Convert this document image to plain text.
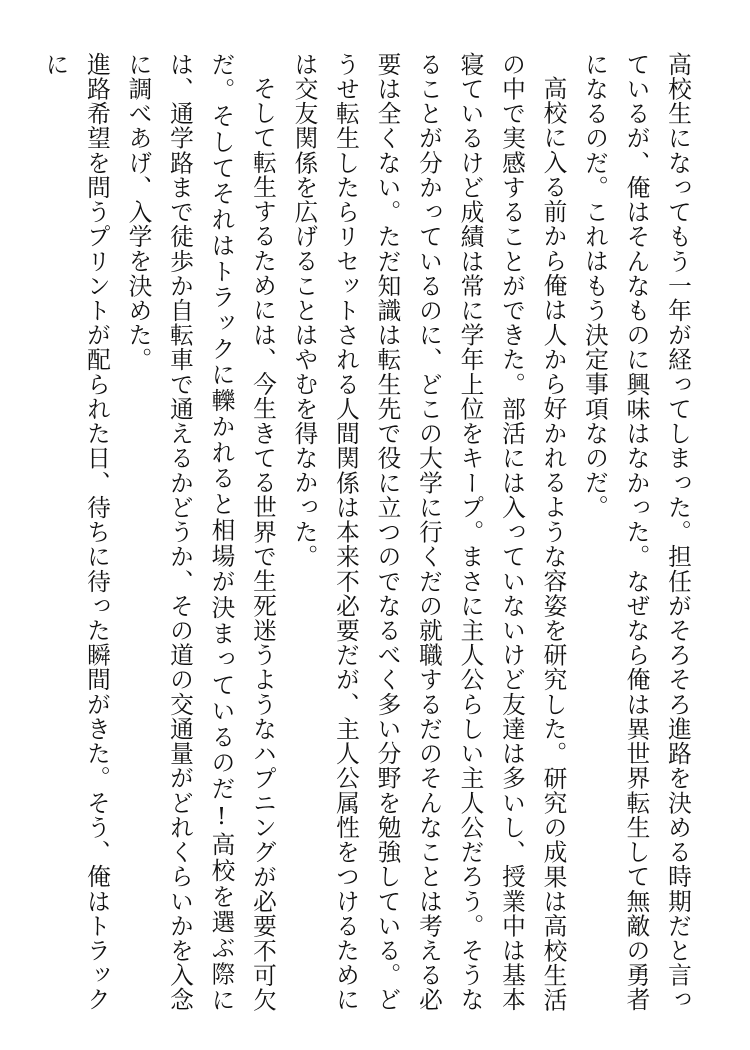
高校生になってもう一年が経ってしまった。担任がそろそろ進路を決める時期だと言っているが、俺はそんなものに興味はなかった。なぜなら俺は異世界転生して無敵の勇者になるのだ。これはもう決定事項なのだ。

高校に入る前から俺は人から好かれるような容姿を研究した。研究の成果は高校生活の中で実感することができた。部活には入っていないけど友達は多いし、授業中は基本寝ているけど成績は常に学年上位をキープ。まさに主人公らしい主人公だろう。そうなることが分かっているのに、どこの大学に行くだの就職するだのそんなことは考える必要は全くない。ただ知識は転生先で役に立つのでなるべく多い分野を勉強している。どうせ転生したらリセットされる人間関係は本来不必要だが、主人公属性をつけるためには交友関係を広げることはやむを得なかった。

そして転生するためには、今生きてる世界で生死迷うようなハプニングが必要不可欠だ。そしてそれはトラックに轢かれると相場が決まっているのだ!高校を選ぶ際には、通学路まで徒歩か自転車で通えるかどうか、その道の交通量がどれくらいかを入念に調べあげ、入学を決めた。

進路希望を問うプリントが配られた日、待ちに待った瞬間がきた。そう、俺はトラックに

□ □ □

**Given request**. Output the data exactly. Pictures don't belong in the result.

**Solution for this task**.
Convert this document image to plain text.
高校生になってもう一年が経ってしまった。担任がそろそろ進路を決める時期だと言っているが、俺はそんなものに興味はなかった。なぜなら俺は異世界転生して無敵の勇者になるのだ。これはもう決定事項なのだ。

高校に入る前から俺は人から好かれるような容姿を研究した。研究の成果は高校生活の中で実感することができた。部活には入っていないけど友達は多いし、授業中は基本寝ているけど成績は常に学年上位をキープ。まさに主人公らしい主人公だろう。そうなることが分かっているのに、どこの大学に行くだの就職するだのそんなことは考える必要は全くない。ただ知識は転生先で役に立つのでなるべく多い分野を勉強している。どうせ転生したらリセットされる人間関係は本来不必要だが、主人公属性をつけるためには交友関係を広げることはやむを得なかった。

そして転生するためには、今生きてる世界で生死迷うようなハプニングが必要不可欠だ。そしてそれはトラックに轢かれると相場が決まっているのだ!高校を選ぶ際には、通学路まで徒歩か自転車で通えるかどうか、その道の交通量がどれくらいかを入念に調べあげ、入学を決めた。

進路希望を問うプリントが配られた日、待ちに待った瞬間がきた。そう、俺はトラックに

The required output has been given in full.